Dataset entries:
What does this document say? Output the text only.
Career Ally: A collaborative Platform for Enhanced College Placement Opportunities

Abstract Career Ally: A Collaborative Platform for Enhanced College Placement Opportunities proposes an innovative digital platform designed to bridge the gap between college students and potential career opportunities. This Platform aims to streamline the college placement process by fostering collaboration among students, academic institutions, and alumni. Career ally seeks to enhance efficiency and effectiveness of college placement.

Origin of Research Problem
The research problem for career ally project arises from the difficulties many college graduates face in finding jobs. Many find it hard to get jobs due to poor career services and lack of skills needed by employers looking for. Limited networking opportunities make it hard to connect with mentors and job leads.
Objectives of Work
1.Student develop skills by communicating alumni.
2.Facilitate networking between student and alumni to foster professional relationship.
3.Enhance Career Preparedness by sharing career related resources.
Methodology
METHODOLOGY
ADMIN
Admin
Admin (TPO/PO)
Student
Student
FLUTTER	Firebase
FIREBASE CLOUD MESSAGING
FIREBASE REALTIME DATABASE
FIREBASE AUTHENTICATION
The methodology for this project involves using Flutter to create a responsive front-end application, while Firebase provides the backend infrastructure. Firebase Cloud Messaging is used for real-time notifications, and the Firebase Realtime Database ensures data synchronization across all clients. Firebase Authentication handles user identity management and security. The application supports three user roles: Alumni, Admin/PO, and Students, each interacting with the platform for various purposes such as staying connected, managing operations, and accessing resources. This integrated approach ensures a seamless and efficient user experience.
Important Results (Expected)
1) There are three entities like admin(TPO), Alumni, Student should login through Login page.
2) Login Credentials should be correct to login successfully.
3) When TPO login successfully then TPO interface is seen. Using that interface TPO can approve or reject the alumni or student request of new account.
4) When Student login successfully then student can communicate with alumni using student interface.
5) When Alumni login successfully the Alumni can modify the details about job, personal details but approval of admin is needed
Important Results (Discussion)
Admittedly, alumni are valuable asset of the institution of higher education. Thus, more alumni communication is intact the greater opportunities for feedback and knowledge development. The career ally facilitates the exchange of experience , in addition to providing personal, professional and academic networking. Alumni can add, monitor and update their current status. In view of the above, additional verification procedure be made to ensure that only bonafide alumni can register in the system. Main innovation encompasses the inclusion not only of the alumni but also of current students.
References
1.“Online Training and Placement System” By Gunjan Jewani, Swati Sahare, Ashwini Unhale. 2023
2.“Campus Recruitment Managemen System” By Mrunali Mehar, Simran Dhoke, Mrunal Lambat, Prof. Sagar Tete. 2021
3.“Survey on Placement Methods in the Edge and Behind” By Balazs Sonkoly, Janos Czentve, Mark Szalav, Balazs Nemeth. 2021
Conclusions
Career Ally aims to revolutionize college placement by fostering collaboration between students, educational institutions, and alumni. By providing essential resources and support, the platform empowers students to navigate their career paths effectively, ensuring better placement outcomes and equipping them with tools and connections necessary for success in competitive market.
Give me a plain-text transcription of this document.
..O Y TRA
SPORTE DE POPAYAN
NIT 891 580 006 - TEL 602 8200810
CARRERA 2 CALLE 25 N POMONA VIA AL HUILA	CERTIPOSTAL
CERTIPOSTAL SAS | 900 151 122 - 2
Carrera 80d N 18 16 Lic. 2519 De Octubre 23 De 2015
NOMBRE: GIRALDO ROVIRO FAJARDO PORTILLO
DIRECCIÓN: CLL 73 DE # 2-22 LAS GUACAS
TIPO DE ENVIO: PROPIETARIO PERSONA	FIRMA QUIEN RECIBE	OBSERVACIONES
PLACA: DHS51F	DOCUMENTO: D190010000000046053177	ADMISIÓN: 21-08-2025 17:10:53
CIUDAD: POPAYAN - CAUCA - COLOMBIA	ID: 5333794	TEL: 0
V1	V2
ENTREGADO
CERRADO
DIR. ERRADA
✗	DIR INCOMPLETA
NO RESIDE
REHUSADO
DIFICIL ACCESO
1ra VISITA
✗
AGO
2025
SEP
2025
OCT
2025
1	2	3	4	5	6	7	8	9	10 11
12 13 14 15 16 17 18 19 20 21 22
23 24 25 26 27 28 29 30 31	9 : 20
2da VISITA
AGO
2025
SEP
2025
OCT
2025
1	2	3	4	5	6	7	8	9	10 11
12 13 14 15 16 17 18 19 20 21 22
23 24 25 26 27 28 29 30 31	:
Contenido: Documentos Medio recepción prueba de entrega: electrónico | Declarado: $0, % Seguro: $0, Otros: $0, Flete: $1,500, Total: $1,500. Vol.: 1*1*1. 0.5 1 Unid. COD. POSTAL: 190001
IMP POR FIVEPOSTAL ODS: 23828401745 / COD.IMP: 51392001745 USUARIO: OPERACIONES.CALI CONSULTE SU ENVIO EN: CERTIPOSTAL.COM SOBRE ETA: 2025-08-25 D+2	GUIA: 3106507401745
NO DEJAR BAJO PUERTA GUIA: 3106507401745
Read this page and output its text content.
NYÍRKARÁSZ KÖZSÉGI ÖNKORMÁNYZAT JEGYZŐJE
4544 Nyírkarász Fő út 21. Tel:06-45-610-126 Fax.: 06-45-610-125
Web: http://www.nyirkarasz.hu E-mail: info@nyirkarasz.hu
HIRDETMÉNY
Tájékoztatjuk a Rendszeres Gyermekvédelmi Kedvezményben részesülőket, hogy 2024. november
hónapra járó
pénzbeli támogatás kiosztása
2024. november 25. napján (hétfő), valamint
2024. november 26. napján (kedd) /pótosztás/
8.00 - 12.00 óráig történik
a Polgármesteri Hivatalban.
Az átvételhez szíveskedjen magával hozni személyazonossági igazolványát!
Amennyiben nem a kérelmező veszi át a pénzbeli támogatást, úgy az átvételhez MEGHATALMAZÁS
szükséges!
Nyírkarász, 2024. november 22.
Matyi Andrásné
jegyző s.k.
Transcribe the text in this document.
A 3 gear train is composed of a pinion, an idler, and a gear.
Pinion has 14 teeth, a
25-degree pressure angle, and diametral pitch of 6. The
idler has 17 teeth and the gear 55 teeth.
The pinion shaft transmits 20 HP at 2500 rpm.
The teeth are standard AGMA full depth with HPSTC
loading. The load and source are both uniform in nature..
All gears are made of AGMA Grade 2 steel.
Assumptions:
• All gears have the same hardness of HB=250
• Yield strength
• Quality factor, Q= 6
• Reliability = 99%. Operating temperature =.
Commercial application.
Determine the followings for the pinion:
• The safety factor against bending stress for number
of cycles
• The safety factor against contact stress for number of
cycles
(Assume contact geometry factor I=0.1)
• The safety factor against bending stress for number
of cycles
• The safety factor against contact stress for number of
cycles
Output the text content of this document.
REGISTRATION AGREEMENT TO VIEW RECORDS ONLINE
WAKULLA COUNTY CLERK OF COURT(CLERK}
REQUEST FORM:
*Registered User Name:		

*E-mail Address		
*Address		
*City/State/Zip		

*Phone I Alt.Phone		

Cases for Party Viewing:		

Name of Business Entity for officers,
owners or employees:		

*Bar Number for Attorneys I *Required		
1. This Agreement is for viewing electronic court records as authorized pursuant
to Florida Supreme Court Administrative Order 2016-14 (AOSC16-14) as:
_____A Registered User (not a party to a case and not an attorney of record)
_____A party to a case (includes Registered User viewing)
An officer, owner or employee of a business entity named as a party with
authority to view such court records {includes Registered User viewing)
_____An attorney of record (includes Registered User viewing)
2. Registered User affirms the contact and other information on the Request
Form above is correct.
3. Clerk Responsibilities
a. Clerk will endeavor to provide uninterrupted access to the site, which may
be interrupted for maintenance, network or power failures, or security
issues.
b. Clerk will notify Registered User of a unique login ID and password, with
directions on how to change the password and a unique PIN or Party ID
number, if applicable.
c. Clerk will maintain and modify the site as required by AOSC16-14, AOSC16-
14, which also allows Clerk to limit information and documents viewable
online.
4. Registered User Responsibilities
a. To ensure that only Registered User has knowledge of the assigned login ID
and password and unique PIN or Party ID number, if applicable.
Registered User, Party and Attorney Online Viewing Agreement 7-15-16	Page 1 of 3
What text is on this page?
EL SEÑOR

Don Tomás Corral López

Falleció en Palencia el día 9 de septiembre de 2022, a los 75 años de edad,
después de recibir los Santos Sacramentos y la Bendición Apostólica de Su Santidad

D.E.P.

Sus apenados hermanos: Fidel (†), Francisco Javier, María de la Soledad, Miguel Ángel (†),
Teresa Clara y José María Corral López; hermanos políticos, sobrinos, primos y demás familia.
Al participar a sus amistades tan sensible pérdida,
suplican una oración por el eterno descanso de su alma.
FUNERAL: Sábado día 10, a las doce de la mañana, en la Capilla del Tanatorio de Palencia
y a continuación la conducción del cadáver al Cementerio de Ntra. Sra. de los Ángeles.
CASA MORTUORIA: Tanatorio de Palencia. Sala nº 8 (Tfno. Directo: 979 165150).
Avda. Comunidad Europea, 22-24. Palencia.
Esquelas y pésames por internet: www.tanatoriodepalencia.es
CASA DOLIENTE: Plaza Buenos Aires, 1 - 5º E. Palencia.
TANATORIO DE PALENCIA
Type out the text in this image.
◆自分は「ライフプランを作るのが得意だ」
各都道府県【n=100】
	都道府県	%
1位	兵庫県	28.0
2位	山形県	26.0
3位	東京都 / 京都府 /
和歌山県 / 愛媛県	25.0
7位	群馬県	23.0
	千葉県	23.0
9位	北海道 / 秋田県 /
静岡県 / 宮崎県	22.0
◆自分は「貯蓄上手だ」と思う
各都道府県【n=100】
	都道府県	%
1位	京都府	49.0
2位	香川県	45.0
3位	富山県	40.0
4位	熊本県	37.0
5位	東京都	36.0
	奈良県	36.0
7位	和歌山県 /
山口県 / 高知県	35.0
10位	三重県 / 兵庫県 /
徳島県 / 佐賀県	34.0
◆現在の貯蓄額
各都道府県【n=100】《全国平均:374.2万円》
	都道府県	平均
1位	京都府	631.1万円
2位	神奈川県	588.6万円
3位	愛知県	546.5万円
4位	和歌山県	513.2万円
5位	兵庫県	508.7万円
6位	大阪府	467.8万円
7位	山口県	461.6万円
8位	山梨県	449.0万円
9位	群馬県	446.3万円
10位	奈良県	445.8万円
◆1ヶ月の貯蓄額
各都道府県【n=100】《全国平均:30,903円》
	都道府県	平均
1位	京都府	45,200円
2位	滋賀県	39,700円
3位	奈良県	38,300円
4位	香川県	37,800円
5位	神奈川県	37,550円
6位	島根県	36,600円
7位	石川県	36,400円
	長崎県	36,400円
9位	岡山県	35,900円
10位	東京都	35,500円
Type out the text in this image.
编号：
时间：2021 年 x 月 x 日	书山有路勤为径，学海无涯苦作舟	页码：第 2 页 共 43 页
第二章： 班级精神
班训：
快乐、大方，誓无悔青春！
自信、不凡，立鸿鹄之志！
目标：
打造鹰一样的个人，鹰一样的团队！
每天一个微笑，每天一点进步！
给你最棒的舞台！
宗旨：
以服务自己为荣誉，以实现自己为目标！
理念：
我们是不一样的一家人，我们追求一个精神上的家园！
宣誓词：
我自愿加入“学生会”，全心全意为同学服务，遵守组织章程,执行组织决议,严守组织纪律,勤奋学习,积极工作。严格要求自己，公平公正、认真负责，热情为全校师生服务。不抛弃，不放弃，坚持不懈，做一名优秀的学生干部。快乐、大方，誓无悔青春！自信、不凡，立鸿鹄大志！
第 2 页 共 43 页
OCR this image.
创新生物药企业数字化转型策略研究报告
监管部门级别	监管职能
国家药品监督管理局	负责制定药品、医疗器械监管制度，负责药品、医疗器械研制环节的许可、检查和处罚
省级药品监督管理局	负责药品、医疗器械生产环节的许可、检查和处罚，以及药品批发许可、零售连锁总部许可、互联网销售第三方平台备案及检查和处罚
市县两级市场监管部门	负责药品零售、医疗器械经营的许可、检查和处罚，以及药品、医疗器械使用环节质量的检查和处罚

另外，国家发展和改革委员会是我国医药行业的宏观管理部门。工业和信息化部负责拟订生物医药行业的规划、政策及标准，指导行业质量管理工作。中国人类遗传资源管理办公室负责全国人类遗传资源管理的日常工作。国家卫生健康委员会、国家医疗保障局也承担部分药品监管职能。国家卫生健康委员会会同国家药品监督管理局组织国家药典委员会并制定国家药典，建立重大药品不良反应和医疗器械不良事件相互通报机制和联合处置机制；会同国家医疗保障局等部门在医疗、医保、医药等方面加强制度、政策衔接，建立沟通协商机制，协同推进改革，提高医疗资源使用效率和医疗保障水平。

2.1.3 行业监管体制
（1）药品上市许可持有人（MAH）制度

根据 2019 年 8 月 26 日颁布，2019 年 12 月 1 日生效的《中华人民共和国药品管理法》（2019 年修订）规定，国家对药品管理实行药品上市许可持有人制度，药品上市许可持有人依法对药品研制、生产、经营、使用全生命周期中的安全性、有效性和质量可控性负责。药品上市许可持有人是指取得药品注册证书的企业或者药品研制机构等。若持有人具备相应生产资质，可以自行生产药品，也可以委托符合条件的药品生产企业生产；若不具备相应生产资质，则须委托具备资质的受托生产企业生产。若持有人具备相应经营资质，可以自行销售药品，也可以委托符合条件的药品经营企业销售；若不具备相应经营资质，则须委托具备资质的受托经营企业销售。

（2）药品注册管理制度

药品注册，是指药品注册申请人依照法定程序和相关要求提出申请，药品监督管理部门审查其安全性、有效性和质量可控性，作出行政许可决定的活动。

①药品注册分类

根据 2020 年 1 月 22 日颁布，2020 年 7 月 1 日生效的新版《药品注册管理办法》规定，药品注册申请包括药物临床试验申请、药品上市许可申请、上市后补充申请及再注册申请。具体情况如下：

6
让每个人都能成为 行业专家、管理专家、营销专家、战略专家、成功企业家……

- The request
Pick out lines containing the word "text", each one as written.

- Solution to the problem
What does this document say? Output the text only.
Give me a plain-text transcription of this document.
Read this page and output its text content.
Transcribe the text in this document.
Output the text content of this document.
What text is on this page?
Type out the text in this image.
Type out the text in this image.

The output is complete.